Set problem: Restate every entry word for word.

Records for this task:
----

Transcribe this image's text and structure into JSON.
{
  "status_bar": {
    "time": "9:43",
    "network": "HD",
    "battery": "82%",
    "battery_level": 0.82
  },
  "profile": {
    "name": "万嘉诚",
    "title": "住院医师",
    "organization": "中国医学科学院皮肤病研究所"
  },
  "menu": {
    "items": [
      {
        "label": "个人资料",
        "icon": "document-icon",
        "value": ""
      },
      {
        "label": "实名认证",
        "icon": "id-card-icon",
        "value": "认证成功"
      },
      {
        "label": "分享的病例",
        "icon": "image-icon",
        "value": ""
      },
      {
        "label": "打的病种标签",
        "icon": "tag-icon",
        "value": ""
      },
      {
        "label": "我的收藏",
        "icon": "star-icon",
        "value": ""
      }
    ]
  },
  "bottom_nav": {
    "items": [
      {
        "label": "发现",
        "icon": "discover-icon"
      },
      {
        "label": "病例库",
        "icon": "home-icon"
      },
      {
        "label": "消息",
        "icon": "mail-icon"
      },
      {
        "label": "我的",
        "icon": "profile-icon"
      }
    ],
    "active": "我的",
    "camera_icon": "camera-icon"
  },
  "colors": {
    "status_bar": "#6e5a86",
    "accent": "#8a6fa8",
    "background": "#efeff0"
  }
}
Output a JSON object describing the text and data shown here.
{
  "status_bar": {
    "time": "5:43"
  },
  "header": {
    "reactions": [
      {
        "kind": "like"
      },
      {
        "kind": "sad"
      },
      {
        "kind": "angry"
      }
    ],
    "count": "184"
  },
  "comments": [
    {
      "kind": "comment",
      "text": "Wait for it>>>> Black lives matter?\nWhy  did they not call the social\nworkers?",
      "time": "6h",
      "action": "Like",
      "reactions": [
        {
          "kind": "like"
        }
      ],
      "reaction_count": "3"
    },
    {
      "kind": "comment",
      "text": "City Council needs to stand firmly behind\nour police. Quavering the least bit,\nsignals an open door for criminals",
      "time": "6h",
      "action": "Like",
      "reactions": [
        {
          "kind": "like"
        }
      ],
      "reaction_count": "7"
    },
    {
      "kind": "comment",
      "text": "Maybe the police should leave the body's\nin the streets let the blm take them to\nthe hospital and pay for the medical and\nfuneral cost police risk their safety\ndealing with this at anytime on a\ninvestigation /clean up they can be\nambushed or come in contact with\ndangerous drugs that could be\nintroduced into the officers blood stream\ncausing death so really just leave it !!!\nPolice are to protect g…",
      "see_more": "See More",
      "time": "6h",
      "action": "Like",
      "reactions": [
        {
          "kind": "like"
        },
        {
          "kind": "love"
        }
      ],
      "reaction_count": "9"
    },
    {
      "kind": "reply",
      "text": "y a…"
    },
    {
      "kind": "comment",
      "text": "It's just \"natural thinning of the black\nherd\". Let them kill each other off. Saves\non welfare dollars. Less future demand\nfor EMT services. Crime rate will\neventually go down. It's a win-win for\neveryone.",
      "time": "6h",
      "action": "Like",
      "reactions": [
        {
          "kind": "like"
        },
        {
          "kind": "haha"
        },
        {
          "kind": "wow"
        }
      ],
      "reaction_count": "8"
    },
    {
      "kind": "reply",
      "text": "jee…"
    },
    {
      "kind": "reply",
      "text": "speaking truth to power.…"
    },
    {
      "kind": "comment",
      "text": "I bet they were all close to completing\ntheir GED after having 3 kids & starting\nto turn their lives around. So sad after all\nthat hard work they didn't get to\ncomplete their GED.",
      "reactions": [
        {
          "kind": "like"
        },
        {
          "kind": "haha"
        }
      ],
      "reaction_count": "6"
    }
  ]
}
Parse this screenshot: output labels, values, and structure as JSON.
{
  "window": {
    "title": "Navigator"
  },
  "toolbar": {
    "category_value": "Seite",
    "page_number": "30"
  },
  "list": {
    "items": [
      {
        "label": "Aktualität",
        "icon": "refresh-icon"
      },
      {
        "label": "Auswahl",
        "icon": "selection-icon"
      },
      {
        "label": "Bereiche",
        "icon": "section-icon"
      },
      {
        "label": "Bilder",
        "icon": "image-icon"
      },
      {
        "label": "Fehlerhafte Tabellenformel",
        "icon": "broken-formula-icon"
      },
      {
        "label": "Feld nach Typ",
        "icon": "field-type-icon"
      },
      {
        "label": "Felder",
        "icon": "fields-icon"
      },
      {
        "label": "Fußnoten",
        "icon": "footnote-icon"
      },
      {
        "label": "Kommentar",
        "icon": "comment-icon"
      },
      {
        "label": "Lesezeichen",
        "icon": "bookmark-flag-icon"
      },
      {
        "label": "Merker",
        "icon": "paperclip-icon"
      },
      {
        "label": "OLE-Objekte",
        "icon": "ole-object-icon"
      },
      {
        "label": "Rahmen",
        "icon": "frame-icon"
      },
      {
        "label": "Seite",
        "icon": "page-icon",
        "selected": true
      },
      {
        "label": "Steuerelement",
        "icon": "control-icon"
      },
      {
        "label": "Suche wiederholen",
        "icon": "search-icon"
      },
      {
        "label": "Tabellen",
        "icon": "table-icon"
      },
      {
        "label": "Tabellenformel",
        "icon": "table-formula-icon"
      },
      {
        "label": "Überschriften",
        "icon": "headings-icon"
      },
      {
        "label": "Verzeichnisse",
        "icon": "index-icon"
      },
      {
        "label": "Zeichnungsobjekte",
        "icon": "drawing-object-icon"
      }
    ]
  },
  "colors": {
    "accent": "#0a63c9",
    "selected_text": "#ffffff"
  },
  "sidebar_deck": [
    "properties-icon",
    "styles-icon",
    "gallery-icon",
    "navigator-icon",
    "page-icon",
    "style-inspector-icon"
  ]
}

----

Exercise result:
Transcribe this image's text and structure into JSON.
{
  "status_bar": {
    "time": "9:43",
    "network": "HD",
    "battery": "82%",
    "battery_level": 0.82
  },
  "profile": {
    "name": "万嘉诚",
    "title": "住院医师",
    "organization": "中国医学科学院皮肤病研究所"
  },
  "menu": {
    "items": [
      {
        "label": "个人资料",
        "icon": "document-icon",
        "value": ""
      },
      {
        "label": "实名认证",
        "icon": "id-card-icon",
        "value": "认证成功"
      },
      {
        "label": "分享的病例",
        "icon": "image-icon",
        "value": ""
      },
      {
        "label": "打的病种标签",
        "icon": "tag-icon",
        "value": ""
      },
      {
        "label": "我的收藏",
        "icon": "star-icon",
        "value": ""
      }
    ]
  },
  "bottom_nav": {
    "items": [
      {
        "label": "发现",
        "icon": "discover-icon"
      },
      {
        "label": "病例库",
        "icon": "home-icon"
      },
      {
        "label": "消息",
        "icon": "mail-icon"
      },
      {
        "label": "我的",
        "icon": "profile-icon"
      }
    ],
    "active": "我的",
    "camera_icon": "camera-icon"
  },
  "colors": {
    "status_bar": "#6e5a86",
    "accent": "#8a6fa8",
    "background": "#efeff0"
  }
}
Output a JSON object describing the text and data shown here.
{
  "status_bar": {
    "time": "5:43"
  },
  "header": {
    "reactions": [
      {
        "kind": "like"
      },
      {
        "kind": "sad"
      },
      {
        "kind": "angry"
      }
    ],
    "count": "184"
  },
  "comments": [
    {
      "kind": "comment",
      "text": "Wait for it>>>> Black lives matter?\nWhy  did they not call the social\nworkers?",
      "time": "6h",
      "action": "Like",
      "reactions": [
        {
          "kind": "like"
        }
      ],
      "reaction_count": "3"
    },
    {
      "kind": "comment",
      "text": "City Council needs to stand firmly behind\nour police. Quavering the least bit,\nsignals an open door for criminals",
      "time": "6h",
      "action": "Like",
      "reactions": [
        {
          "kind": "like"
        }
      ],
      "reaction_count": "7"
    },
    {
      "kind": "comment",
      "text": "Maybe the police should leave the body's\nin the streets let the blm take them to\nthe hospital and pay for the medical and\nfuneral cost police risk their safety\ndealing with this at anytime on a\ninvestigation /clean up they can be\nambushed or come in contact with\ndangerous drugs that could be\nintroduced into the officers blood stream\ncausing death so really just leave it !!!\nPolice are to protect g…",
      "see_more": "See More",
      "time": "6h",
      "action": "Like",
      "reactions": [
        {
          "kind": "like"
        },
        {
          "kind": "love"
        }
      ],
      "reaction_count": "9"
    },
    {
      "kind": "reply",
      "text": "y a…"
    },
    {
      "kind": "comment",
      "text": "It's just \"natural thinning of the black\nherd\". Let them kill each other off. Saves\non welfare dollars. Less future demand\nfor EMT services. Crime rate will\neventually go down. It's a win-win for\neveryone.",
      "time": "6h",
      "action": "Like",
      "reactions": [
        {
          "kind": "like"
        },
        {
          "kind": "haha"
        },
        {
          "kind": "wow"
        }
      ],
      "reaction_count": "8"
    },
    {
      "kind": "reply",
      "text": "jee…"
    },
    {
      "kind": "reply",
      "text": "speaking truth to power.…"
    },
    {
      "kind": "comment",
      "text": "I bet they were all close to completing\ntheir GED after having 3 kids & starting\nto turn their lives around. So sad after all\nthat hard work they didn't get to\ncomplete their GED.",
      "reactions": [
        {
          "kind": "like"
        },
        {
          "kind": "haha"
        }
      ],
      "reaction_count": "6"
    }
  ]
}
Parse this screenshot: output labels, values, and structure as JSON.
{
  "window": {
    "title": "Navigator"
  },
  "toolbar": {
    "category_value": "Seite",
    "page_number": "30"
  },
  "list": {
    "items": [
      {
        "label": "Aktualität",
        "icon": "refresh-icon"
      },
      {
        "label": "Auswahl",
        "icon": "selection-icon"
      },
      {
        "label": "Bereiche",
        "icon": "section-icon"
      },
      {
        "label": "Bilder",
        "icon": "image-icon"
      },
      {
        "label": "Fehlerhafte Tabellenformel",
        "icon": "broken-formula-icon"
      },
      {
        "label": "Feld nach Typ",
        "icon": "field-type-icon"
      },
      {
        "label": "Felder",
        "icon": "fields-icon"
      },
      {
        "label": "Fußnoten",
        "icon": "footnote-icon"
      },
      {
        "label": "Kommentar",
        "icon": "comment-icon"
      },
      {
        "label": "Lesezeichen",
        "icon": "bookmark-flag-icon"
      },
      {
        "label": "Merker",
        "icon": "paperclip-icon"
      },
      {
        "label": "OLE-Objekte",
        "icon": "ole-object-icon"
      },
      {
        "label": "Rahmen",
        "icon": "frame-icon"
      },
      {
        "label": "Seite",
        "icon": "page-icon",
        "selected": true
      },
      {
        "label": "Steuerelement",
        "icon": "control-icon"
      },
      {
        "label": "Suche wiederholen",
        "icon": "search-icon"
      },
      {
        "label": "Tabellen",
        "icon": "table-icon"
      },
      {
        "label": "Tabellenformel",
        "icon": "table-formula-icon"
      },
      {
        "label": "Überschriften",
        "icon": "headings-icon"
      },
      {
        "label": "Verzeichnisse",
        "icon": "index-icon"
      },
      {
        "label": "Zeichnungsobjekte",
        "icon": "drawing-object-icon"
      }
    ]
  },
  "colors": {
    "accent": "#0a63c9",
    "selected_text": "#ffffff"
  },
  "sidebar_deck": [
    "properties-icon",
    "styles-icon",
    "gallery-icon",
    "navigator-icon",
    "page-icon",
    "style-inspector-icon"
  ]
}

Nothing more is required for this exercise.